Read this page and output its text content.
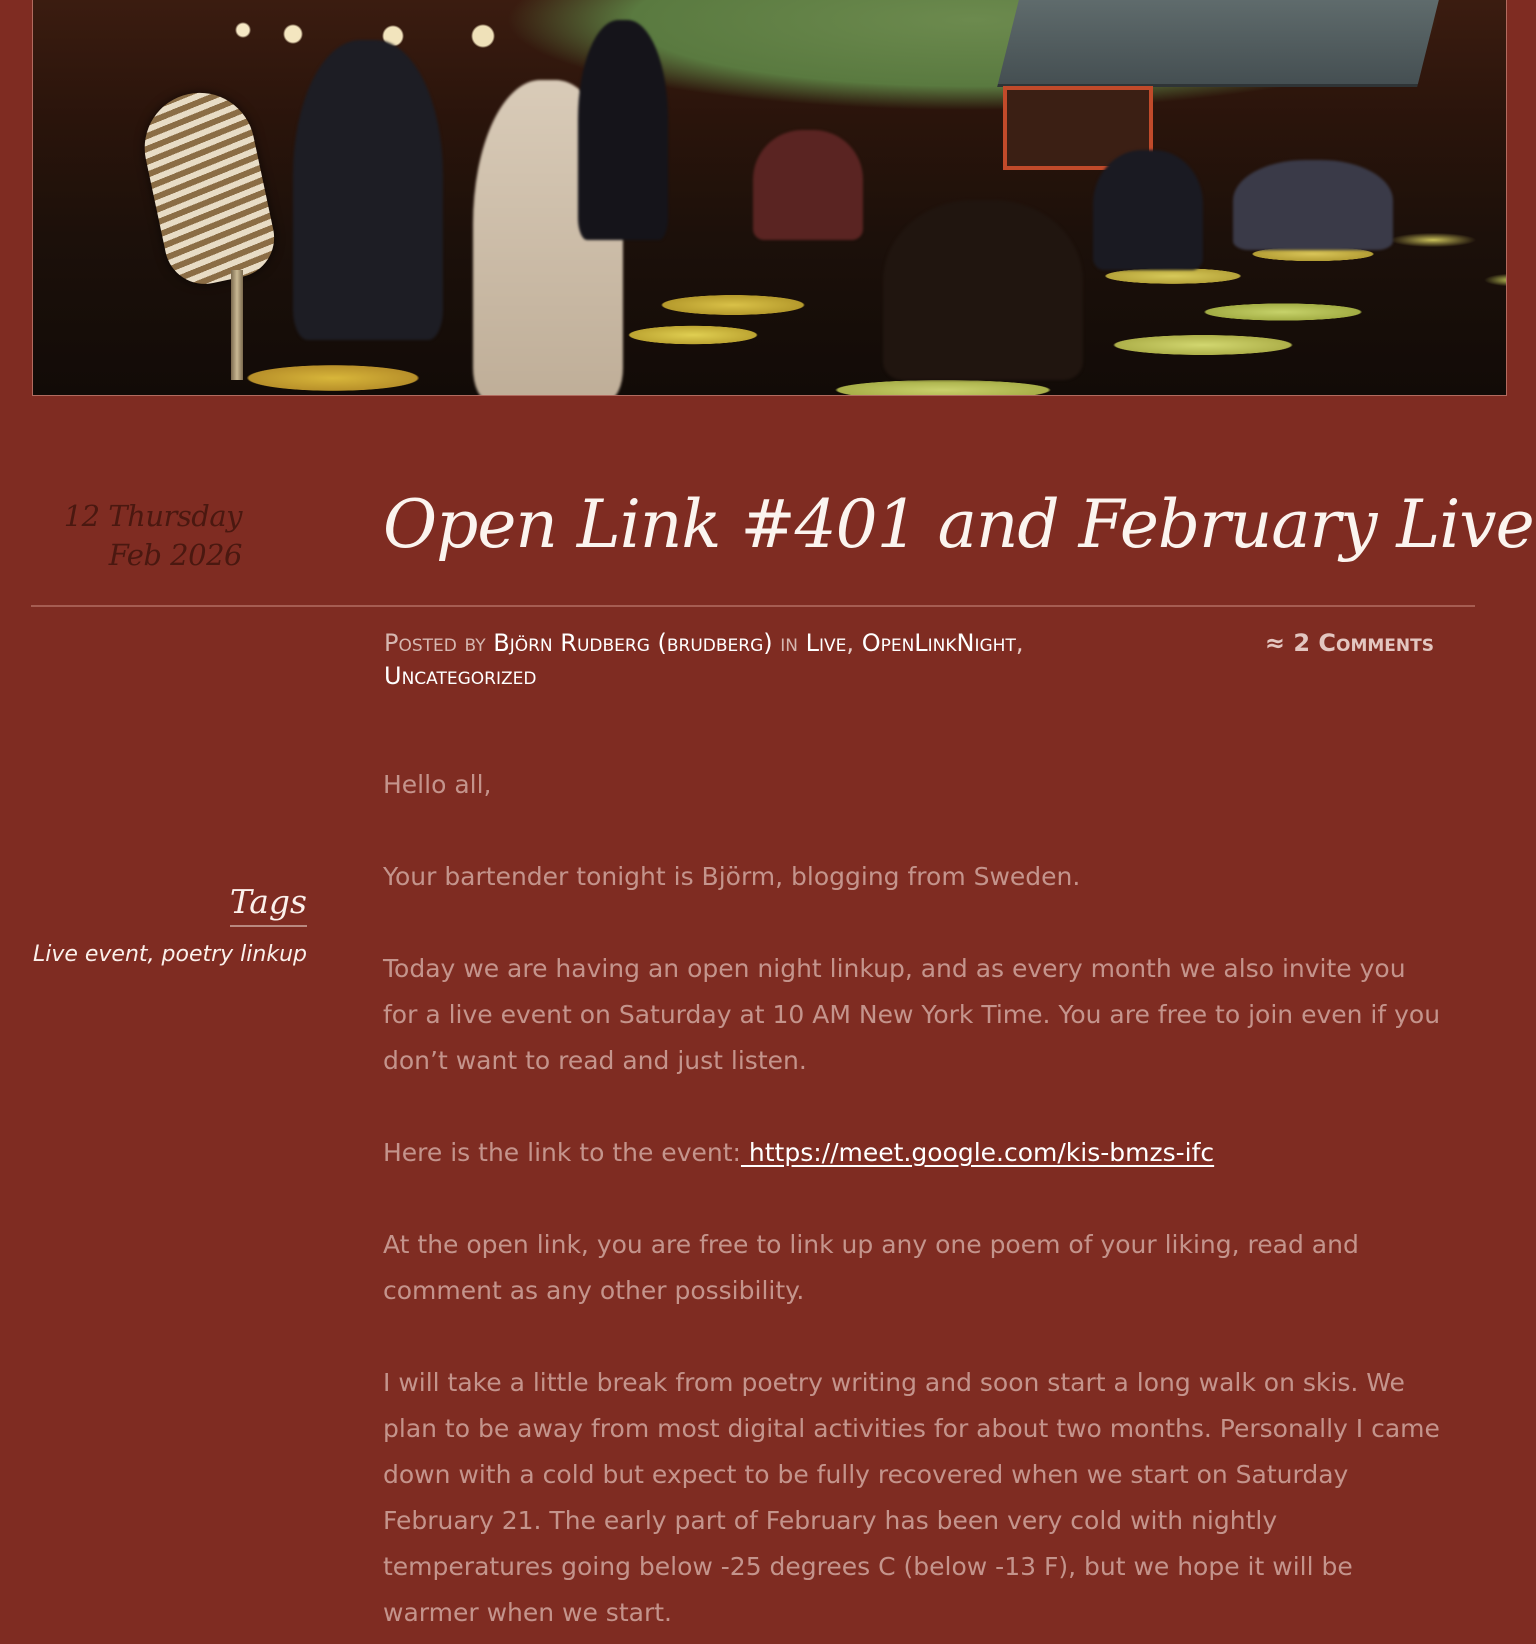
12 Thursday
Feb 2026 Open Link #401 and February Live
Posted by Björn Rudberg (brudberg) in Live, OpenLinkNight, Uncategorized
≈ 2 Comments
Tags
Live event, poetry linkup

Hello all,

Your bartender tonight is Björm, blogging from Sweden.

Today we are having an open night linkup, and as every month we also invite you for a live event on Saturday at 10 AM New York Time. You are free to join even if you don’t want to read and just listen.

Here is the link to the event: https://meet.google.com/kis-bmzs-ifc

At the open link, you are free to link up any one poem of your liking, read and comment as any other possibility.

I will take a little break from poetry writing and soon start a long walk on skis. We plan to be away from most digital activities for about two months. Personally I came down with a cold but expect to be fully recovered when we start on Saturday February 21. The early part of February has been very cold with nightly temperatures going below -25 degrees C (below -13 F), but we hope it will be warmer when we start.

========================================

▸ **SET EXERCISE**
Return the listing above in full and without alteration, excluding its pictures.

▸ **ANSWER FOR THIS EXERCISE**
Read this page and output its text content.
12 Thursday
Feb 2026 Open Link #401 and February Live
Posted by Björn Rudberg (brudberg) in Live, OpenLinkNight, Uncategorized
≈ 2 Comments
Tags
Live event, poetry linkup

Hello all,

Your bartender tonight is Björm, blogging from Sweden.

Today we are having an open night linkup, and as every month we also invite you for a live event on Saturday at 10 AM New York Time. You are free to join even if you don’t want to read and just listen.

Here is the link to the event: https://meet.google.com/kis-bmzs-ifc

At the open link, you are free to link up any one poem of your liking, read and comment as any other possibility.

I will take a little break from poetry writing and soon start a long walk on skis. We plan to be away from most digital activities for about two months. Personally I came down with a cold but expect to be fully recovered when we start on Saturday February 21. The early part of February has been very cold with nightly temperatures going below -25 degrees C (below -13 F), but we hope it will be warmer when we start.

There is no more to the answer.